◆ **The request**
All the records that follow need to be reproduced exactly. Omit the images.
=======
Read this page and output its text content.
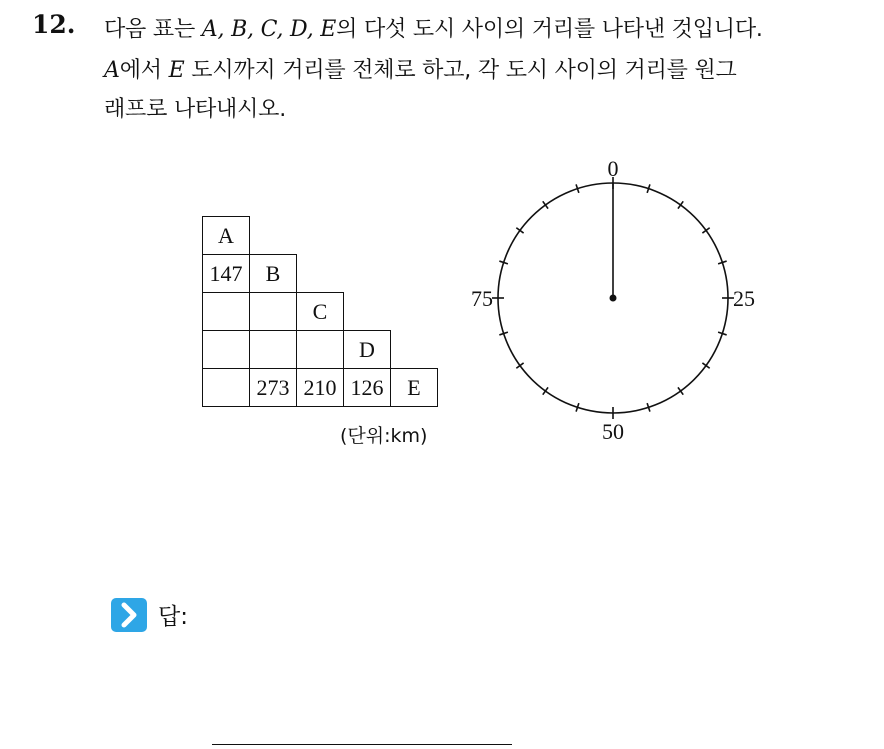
12. 다음 표는 A, B, C, D, E의 다섯 도시 사이의 거리를 나타낸 것입니다.
A에서 E 도시까지 거리를 전체로 하고, 각 도시 사이의 거리를 원그
래프로 나타내시오.
A				
147	B			
		C		
			D	
	273	210	126	E
(단위:km)
0
25
50
75
답:
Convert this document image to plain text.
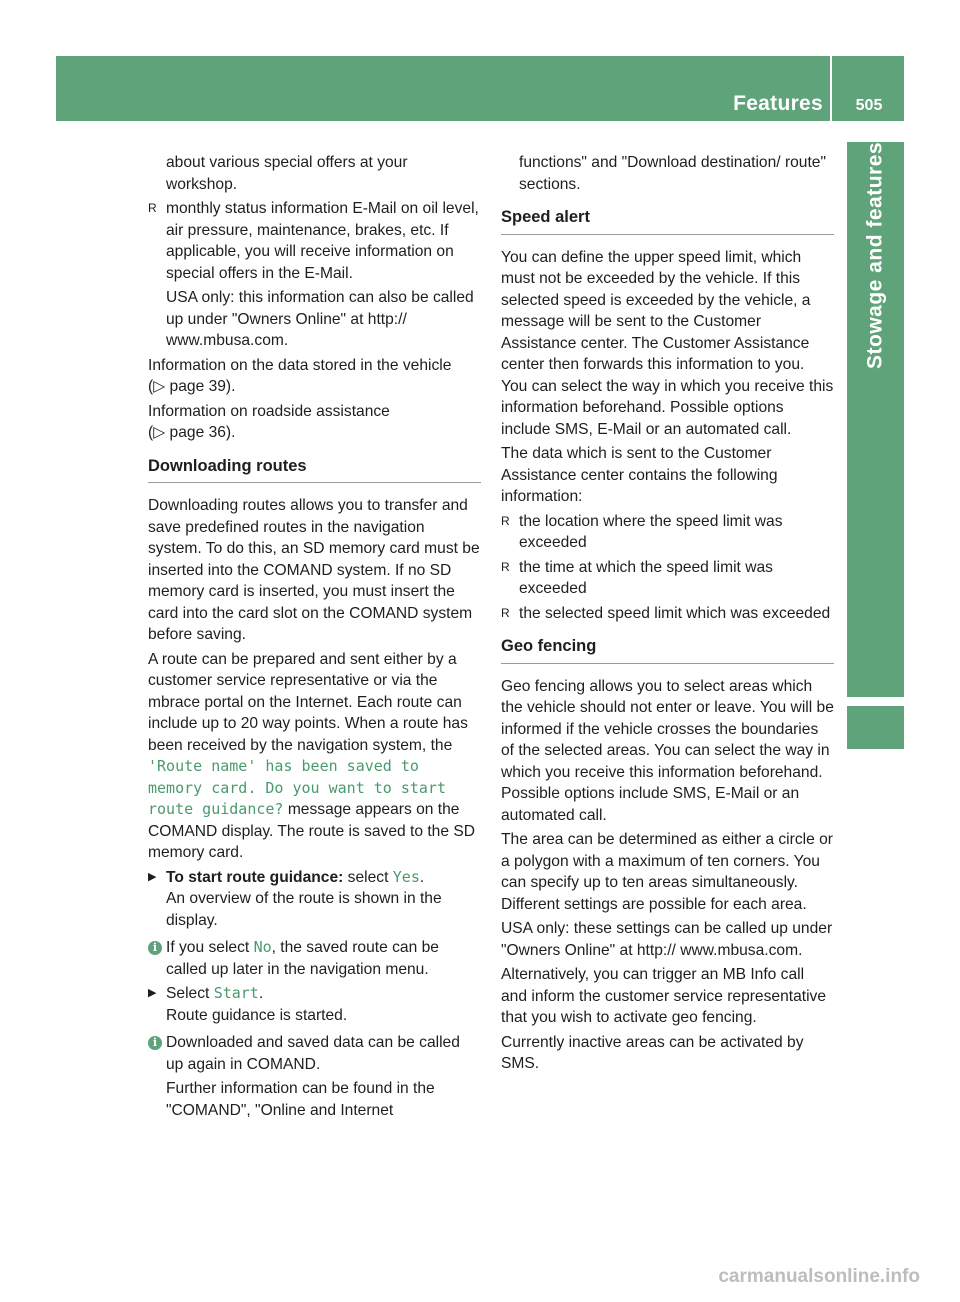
Features	505
Stowage and features

about various special offers at your workshop.

R monthly status information E-Mail on oil level, air pressure, maintenance, brakes, etc. If applicable, you will receive information on special offers in the E-Mail.

USA only: this information can also be called up under "Owners Online" at http:// www.mbusa.com.

Information on the data stored in the vehicle
(▷ page 39).

Information on roadside assistance
(▷ page 36).

Downloading routes

Downloading routes allows you to transfer and save predefined routes in the navigation system. To do this, an SD memory card must be inserted into the COMAND system. If no SD memory card is inserted, you must insert the card into the card slot on the COMAND system before saving.

A route can be prepared and sent either by a customer service representative or via the mbrace portal on the Internet. Each route can include up to 20 way points. When a route has been received by the navigation system, the 'Route name' has been saved to memory card. Do you want to start route guidance? message appears on the COMAND display. The route is saved to the SD memory card.

▶ To start route guidance: select Yes.
An overview of the route is shown in the display.
i If you select No, the saved route can be called up later in the navigation menu.
▶ Select Start.
Route guidance is started.
i Downloaded and saved data can be called up again in COMAND.

Further information can be found in the "COMAND", "Online and Internet

functions" and "Download destination/ route" sections.

Speed alert

You can define the upper speed limit, which must not be exceeded by the vehicle. If this selected speed is exceeded by the vehicle, a message will be sent to the Customer Assistance center. The Customer Assistance center then forwards this information to you. You can select the way in which you receive this information beforehand. Possible options include SMS, E-Mail or an automated call.

The data which is sent to the Customer Assistance center contains the following information:

R the location where the speed limit was exceeded
R the time at which the speed limit was exceeded
R the selected speed limit which was exceeded
Geo fencing

Geo fencing allows you to select areas which the vehicle should not enter or leave. You will be informed if the vehicle crosses the boundaries of the selected areas. You can select the way in which you receive this information beforehand. Possible options include SMS, E-Mail or an automated call.

The area can be determined as either a circle or a polygon with a maximum of ten corners. You can specify up to ten areas simultaneously. Different settings are possible for each area.

USA only: these settings can be called up under "Owners Online" at http:// www.mbusa.com.

Alternatively, you can trigger an MB Info call and inform the customer service representative that you wish to activate geo fencing.

Currently inactive areas can be activated by SMS.

carmanualsonline.info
=======
◆ **Full output**
Read this page and output its text content.
12. 다음 표는 A, B, C, D, E의 다섯 도시 사이의 거리를 나타낸 것입니다.
A에서 E 도시까지 거리를 전체로 하고, 각 도시 사이의 거리를 원그
래프로 나타내시오.
A				
147	B			
		C		
			D	
	273	210	126	E
(단위:km)
0
25
50
75
답:
Convert this document image to plain text.
Features	505
Stowage and features

about various special offers at your workshop.

R monthly status information E-Mail on oil level, air pressure, maintenance, brakes, etc. If applicable, you will receive information on special offers in the E-Mail.

USA only: this information can also be called up under "Owners Online" at http:// www.mbusa.com.

Information on the data stored in the vehicle
(▷ page 39).

Information on roadside assistance
(▷ page 36).

Downloading routes

Downloading routes allows you to transfer and save predefined routes in the navigation system. To do this, an SD memory card must be inserted into the COMAND system. If no SD memory card is inserted, you must insert the card into the card slot on the COMAND system before saving.

A route can be prepared and sent either by a customer service representative or via the mbrace portal on the Internet. Each route can include up to 20 way points. When a route has been received by the navigation system, the 'Route name' has been saved to memory card. Do you want to start route guidance? message appears on the COMAND display. The route is saved to the SD memory card.

▶ To start route guidance: select Yes.
An overview of the route is shown in the display.
i If you select No, the saved route can be called up later in the navigation menu.
▶ Select Start.
Route guidance is started.
i Downloaded and saved data can be called up again in COMAND.

Further information can be found in the "COMAND", "Online and Internet

functions" and "Download destination/ route" sections.

Speed alert

You can define the upper speed limit, which must not be exceeded by the vehicle. If this selected speed is exceeded by the vehicle, a message will be sent to the Customer Assistance center. The Customer Assistance center then forwards this information to you. You can select the way in which you receive this information beforehand. Possible options include SMS, E-Mail or an automated call.

The data which is sent to the Customer Assistance center contains the following information:

R the location where the speed limit was exceeded
R the time at which the speed limit was exceeded
R the selected speed limit which was exceeded
Geo fencing

Geo fencing allows you to select areas which the vehicle should not enter or leave. You will be informed if the vehicle crosses the boundaries of the selected areas. You can select the way in which you receive this information beforehand. Possible options include SMS, E-Mail or an automated call.

The area can be determined as either a circle or a polygon with a maximum of ten corners. You can specify up to ten areas simultaneously. Different settings are possible for each area.

USA only: these settings can be called up under "Owners Online" at http:// www.mbusa.com.

Alternatively, you can trigger an MB Info call and inform the customer service representative that you wish to activate geo fencing.

Currently inactive areas can be activated by SMS.

carmanualsonline.info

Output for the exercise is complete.